TEXT BLOCK Block Start

Patients presented with mild hypokalemia (3.3 ± 0.6 mmol/L [mean ± SD]) and hypomagnesemia (0.7 ± 0.1 mmol/L). Serum osmolarity as well as sodium- and calcium levels were within the normal range (286.0/282.0–291.0 mosm/kg [median/range]; 139/132.0–142.0 mmol/L; 2.5 ± 0.2 mmol/L). The median aldosterone level was 259.0/76.0–985.0 pg/ml. Median urinary Na+ and K+ levels were 62.0/17.0–142.0 mmol/L (median/range) and 33.0/9.0–120.0 mmol/L (median/range) respectively. The median TTKG was 9.5/3.4–20.2 (median/range).

TTKG is not associated with plasma aldosterone concentration

Of note, we could not document a correlation of serum potassium - (r = 0.43, p = 0.22) or TTKG (r = − 0.21, p = 0.56) with aldosterone (Fig. 1a). Likewise, using TTKG as a dichotomous variable according to the median of 10 (r = 0.06) as well as excluding cases with lower urine osmolality (n = 4), TTKG did not correlate with plasma aldosterone levels. TTKG was only associated with urinary potassium levels (r = 0.52). We further performed a sub analysis according to the use of potassium sparing diuretics (PSD). The correlation coefficient for TTKG with plasma aldosterone was − 0.12 (p = 0.86) in the PSD group compared to − 0.09 (p = 0.89) in the group without potassium sparing diuretics. Moreover, as shown in Table 2 we did not observe statistically significant differences in TTKGs, plasma- or urinary potassium levels and aldosterone levels in subjects with or without PSD.

Fig. 1
figure1

a-d Major correlations of biochemical findings and domains of QoL: a) The transtubular potassium gradient (TTKG) is not associated with plasma aldosterone levels. b) We found a trend towards higher plasma aldosterone levels and reduced Quality of Life domains of physical health, assessed by the physical component score. c) Higher serum potassium levels showed a trend towards increase of Quality of Life domains of mental health, assessed by the mental component score. d) Higher serum Mg2+ levels are significantly associated with an increase of Quality of Life domains of mental health, assessed by the mental component score

Table 2 Plasma aldosterone, potassium and TTKG between patients with and without potassium sparing diuretics

Quality of life

QoL scores of all eight domains are shown in Table 3. Higher scores in each subdomain represent better QoL parameters. Lowest scores were found in the categories role limitations due to physical health and fatigue (38.6 ± 42.4 [mean ± SD]; 40.9 ± 29.0 [mean ± SD]), whereas scores of social functioning and role limitations due to emotional problems showed the highest levels (70.5 ± 25.2, 60.6 ± 41.7). Both composite scores, the physical component score (PCS) as well as the mental component score (MCS) were rated similarly with mean scores of 50.0 ± 9.5 (mean ± SD) and 50.0 ± 10.7 (mean ± SD).

TEXT BLOCK Block End
SOURCE DATA Block Start

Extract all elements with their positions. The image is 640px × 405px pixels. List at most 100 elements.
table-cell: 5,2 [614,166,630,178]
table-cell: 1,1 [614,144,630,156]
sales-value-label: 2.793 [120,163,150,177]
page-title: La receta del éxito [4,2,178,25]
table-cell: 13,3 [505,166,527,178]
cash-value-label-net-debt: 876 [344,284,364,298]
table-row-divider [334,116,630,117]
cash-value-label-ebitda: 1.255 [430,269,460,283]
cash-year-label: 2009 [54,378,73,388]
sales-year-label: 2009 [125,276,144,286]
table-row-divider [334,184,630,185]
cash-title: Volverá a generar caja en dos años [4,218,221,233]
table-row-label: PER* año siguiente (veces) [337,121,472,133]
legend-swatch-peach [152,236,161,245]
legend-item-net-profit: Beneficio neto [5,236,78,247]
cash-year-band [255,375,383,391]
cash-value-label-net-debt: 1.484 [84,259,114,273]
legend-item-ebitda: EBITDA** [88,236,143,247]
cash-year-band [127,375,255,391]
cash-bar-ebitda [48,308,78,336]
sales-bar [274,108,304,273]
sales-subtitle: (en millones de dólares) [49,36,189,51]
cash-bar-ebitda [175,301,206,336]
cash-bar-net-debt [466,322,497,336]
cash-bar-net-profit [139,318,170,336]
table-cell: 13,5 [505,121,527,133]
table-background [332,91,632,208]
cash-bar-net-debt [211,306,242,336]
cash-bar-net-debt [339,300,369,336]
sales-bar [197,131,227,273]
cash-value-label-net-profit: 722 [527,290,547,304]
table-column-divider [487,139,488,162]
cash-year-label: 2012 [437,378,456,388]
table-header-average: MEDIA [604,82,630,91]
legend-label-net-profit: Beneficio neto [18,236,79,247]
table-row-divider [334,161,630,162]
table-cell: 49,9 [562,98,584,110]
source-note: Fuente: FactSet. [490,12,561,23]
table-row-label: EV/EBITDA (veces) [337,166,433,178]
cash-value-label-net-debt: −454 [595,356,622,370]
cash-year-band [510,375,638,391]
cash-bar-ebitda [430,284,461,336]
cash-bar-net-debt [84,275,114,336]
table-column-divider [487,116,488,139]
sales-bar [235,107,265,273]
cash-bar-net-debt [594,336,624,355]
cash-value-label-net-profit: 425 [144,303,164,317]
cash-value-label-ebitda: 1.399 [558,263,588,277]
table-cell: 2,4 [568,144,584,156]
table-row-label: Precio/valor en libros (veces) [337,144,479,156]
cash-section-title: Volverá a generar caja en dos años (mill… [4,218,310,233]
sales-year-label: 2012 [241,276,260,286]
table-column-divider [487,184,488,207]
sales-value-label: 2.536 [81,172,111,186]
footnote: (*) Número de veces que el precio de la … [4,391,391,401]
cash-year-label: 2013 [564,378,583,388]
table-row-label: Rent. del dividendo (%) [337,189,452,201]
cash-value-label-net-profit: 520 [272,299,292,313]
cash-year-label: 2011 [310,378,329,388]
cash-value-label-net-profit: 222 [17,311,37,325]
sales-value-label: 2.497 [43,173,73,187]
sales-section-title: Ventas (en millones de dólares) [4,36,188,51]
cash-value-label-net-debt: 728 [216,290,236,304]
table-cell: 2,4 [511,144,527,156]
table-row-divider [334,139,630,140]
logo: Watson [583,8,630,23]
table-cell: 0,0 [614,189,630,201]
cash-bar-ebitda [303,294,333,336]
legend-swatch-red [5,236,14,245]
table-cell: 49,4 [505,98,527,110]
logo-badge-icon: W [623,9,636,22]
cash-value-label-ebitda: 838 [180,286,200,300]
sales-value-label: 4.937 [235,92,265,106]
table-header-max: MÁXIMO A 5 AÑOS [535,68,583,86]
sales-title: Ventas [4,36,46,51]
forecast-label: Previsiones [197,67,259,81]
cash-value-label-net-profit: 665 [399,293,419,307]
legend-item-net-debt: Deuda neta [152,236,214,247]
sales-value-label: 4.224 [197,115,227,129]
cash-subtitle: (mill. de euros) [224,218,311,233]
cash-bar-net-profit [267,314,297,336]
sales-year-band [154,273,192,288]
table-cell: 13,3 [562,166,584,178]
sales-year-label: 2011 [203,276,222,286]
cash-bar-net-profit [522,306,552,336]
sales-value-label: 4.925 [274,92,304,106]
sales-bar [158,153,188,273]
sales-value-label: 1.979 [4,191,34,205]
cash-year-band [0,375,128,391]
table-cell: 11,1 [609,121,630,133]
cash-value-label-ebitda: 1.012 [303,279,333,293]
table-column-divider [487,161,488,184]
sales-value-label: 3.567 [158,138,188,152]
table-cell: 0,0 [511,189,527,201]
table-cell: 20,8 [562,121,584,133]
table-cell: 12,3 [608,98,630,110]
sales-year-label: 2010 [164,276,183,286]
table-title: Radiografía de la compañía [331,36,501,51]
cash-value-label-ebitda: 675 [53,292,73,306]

SOURCE DATA Block End

**WHAT YOU NEED TO DO:** Reproduce verbatim the stretch of the passage on potassium, aldosterone and quality of life from "Of note, we" through "or without PSD.".

**ANSWER BELOW:**
Of note, we could not document a correlation of serum potassium - (r = 0.43, p = 0.22) or TTKG (r = − 0.21, p = 0.56) with aldosterone (Fig. 1a). Likewise, using TTKG as a dichotomous variable according to the median of 10 (r = 0.06) as well as excluding cases with lower urine osmolality (n = 4), TTKG did not correlate with plasma aldosterone levels. TTKG was only associated with urinary potassium levels (r = 0.52). We further performed a sub analysis according to the use of potassium sparing diuretics (PSD). The correlation coefficient for TTKG with plasma aldosterone was − 0.12 (p = 0.86) in the PSD group compared to − 0.09 (p = 0.89) in the group without potassium sparing diuretics. Moreover, as shown in Table 2 we did not observe statistically significant differences in TTKGs, plasma- or urinary potassium levels and aldosterone levels in subjects with or without PSD.